▶ Objective: In the lines below, how many hold the word "Street"? Answer only with the number.

[Collection entries]
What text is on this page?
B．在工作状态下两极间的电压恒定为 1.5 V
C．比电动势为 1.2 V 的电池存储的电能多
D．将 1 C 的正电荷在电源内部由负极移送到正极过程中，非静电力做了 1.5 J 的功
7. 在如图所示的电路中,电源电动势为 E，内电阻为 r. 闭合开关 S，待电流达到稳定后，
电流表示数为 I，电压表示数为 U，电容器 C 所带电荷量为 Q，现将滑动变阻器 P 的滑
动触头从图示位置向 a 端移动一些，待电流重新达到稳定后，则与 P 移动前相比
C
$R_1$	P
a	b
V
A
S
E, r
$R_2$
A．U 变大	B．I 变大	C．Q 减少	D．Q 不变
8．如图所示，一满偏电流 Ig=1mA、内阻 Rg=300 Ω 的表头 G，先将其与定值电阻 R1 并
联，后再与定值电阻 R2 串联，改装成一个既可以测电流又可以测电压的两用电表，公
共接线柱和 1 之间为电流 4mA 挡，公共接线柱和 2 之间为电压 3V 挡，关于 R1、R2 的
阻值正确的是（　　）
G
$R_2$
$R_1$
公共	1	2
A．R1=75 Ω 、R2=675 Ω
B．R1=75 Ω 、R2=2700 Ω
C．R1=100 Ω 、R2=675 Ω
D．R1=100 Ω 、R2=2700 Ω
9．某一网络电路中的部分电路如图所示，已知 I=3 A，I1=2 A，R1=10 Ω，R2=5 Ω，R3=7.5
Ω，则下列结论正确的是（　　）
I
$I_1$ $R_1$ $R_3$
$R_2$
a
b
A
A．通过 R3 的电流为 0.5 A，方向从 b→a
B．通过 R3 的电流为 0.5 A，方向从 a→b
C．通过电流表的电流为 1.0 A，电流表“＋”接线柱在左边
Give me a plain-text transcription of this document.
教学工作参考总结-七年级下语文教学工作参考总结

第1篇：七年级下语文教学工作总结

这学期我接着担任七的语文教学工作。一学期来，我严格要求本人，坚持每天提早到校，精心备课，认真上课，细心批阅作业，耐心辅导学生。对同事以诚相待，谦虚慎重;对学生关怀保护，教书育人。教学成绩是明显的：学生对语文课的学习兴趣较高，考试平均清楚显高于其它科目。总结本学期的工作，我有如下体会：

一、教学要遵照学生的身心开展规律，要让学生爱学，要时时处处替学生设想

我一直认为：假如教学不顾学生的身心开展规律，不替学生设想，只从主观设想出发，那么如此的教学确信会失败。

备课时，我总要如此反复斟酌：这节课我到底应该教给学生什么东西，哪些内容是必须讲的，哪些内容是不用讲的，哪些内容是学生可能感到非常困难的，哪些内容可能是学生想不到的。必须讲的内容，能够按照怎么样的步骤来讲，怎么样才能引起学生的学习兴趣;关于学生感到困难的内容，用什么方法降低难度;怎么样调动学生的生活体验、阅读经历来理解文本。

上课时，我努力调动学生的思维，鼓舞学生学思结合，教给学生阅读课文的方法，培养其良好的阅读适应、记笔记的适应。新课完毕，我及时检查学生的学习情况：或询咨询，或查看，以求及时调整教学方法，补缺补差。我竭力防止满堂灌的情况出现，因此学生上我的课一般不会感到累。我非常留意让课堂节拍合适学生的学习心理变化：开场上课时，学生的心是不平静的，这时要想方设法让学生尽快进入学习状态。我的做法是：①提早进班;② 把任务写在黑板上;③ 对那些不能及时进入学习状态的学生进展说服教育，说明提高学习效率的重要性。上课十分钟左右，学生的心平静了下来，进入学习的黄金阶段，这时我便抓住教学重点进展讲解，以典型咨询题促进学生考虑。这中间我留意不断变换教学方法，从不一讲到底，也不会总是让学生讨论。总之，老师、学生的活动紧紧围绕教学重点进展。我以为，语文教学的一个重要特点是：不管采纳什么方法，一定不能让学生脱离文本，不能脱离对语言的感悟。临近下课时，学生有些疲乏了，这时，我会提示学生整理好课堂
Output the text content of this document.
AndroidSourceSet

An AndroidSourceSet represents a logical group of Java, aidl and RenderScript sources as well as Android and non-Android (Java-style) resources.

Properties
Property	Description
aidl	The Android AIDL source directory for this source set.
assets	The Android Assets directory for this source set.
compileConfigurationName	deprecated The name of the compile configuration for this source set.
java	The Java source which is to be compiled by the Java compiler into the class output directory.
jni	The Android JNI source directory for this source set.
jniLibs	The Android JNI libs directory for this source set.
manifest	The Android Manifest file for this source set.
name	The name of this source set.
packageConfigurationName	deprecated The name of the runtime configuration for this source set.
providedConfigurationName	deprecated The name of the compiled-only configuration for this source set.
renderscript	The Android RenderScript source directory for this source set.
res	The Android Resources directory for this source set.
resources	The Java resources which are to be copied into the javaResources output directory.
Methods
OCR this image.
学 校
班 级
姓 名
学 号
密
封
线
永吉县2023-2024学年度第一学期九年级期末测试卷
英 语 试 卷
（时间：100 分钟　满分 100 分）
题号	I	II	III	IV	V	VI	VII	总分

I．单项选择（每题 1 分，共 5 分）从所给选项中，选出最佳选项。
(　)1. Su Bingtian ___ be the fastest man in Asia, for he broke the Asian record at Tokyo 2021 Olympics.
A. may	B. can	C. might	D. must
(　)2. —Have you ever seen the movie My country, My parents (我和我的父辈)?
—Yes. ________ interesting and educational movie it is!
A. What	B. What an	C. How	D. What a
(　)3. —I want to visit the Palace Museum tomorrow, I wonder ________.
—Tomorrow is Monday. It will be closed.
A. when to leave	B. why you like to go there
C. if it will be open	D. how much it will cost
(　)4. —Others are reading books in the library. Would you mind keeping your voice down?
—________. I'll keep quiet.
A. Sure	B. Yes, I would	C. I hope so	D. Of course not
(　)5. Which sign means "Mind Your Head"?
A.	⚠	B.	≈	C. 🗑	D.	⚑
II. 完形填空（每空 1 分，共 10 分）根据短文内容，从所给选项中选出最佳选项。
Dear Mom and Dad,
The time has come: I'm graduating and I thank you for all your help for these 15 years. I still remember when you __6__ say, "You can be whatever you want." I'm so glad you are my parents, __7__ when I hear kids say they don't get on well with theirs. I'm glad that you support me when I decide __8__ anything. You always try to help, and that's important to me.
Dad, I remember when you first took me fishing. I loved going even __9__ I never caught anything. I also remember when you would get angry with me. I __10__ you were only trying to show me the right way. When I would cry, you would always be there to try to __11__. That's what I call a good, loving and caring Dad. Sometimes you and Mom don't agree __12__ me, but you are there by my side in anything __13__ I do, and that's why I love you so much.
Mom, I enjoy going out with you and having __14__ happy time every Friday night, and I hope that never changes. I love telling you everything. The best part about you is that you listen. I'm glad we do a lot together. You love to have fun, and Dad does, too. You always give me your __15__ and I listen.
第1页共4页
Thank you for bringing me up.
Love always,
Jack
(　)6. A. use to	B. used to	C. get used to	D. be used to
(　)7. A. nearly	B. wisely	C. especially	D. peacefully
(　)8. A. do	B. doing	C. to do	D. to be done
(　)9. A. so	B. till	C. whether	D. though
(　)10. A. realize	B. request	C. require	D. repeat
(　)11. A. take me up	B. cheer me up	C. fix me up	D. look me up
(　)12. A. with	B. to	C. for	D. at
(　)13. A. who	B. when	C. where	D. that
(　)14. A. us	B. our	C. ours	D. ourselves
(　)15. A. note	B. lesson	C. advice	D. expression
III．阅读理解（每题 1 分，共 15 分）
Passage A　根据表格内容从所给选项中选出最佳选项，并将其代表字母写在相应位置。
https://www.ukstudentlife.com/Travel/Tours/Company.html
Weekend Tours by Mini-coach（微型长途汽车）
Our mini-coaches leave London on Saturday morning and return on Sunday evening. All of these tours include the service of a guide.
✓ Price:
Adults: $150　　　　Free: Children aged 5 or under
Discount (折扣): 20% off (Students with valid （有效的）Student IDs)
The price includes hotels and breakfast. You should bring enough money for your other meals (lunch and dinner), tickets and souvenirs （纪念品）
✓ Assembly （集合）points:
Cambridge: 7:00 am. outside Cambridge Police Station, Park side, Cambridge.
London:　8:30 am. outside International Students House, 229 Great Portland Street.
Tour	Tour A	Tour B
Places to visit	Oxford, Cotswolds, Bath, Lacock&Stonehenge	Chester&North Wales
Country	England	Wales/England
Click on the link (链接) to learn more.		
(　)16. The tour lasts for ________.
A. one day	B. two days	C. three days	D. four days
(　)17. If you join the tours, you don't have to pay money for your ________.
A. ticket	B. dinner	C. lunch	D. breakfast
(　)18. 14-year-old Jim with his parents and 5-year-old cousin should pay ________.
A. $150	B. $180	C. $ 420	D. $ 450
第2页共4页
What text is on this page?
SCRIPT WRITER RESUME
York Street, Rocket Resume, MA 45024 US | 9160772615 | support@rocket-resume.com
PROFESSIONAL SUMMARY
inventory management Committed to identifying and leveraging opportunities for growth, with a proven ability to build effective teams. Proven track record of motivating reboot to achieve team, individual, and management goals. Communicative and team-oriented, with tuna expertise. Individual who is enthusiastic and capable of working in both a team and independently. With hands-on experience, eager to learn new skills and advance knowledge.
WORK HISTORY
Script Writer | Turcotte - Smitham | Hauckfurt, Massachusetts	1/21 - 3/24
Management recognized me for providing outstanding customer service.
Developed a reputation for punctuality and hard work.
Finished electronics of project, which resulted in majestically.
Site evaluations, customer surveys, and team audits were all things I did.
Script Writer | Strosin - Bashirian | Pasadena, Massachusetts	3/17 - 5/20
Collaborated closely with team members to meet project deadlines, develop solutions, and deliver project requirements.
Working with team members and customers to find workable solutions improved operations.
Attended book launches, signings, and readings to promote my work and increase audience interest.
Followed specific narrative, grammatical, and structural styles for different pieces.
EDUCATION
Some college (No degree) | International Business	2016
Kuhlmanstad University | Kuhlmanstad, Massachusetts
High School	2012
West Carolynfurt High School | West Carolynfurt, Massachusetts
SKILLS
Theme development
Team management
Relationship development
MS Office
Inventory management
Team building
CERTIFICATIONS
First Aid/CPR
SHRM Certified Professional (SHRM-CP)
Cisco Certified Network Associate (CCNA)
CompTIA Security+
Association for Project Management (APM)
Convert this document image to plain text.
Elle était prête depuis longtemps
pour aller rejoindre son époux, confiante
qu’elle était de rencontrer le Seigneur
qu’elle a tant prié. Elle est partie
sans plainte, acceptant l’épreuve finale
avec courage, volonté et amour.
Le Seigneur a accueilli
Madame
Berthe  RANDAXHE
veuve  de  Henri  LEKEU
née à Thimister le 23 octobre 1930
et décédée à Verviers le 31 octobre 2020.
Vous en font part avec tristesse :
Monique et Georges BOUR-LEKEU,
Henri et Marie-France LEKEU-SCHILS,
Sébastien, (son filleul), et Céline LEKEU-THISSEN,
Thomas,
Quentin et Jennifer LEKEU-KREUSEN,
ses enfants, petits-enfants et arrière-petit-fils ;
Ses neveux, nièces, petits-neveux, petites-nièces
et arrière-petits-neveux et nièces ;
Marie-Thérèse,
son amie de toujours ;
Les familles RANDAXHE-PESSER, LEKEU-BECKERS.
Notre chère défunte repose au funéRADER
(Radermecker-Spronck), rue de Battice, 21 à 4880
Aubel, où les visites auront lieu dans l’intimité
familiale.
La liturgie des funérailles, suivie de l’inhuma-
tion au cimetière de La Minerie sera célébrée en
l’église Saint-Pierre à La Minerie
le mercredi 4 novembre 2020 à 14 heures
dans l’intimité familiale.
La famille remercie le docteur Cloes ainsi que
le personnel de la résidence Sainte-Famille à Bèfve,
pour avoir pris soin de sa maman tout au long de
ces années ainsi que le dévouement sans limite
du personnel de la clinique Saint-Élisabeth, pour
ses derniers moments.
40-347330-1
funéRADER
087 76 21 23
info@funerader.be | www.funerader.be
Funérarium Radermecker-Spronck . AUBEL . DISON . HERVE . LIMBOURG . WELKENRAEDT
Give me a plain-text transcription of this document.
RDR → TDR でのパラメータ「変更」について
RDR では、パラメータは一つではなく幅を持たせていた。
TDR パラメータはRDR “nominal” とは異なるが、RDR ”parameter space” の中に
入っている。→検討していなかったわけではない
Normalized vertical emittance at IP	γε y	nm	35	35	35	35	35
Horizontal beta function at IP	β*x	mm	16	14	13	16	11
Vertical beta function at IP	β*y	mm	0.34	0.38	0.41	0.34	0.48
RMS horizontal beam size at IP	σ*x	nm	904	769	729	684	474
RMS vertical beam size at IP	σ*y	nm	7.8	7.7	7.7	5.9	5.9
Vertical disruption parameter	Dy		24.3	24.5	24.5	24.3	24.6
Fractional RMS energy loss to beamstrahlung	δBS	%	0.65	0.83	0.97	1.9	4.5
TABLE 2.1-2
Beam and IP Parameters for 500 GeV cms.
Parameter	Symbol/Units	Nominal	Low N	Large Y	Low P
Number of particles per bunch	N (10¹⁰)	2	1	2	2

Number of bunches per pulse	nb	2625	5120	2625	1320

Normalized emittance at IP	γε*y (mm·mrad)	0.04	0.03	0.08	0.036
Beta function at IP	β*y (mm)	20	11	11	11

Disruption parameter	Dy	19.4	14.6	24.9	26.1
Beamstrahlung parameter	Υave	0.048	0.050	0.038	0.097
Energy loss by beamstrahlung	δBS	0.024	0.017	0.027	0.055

▶ Finished answer: 2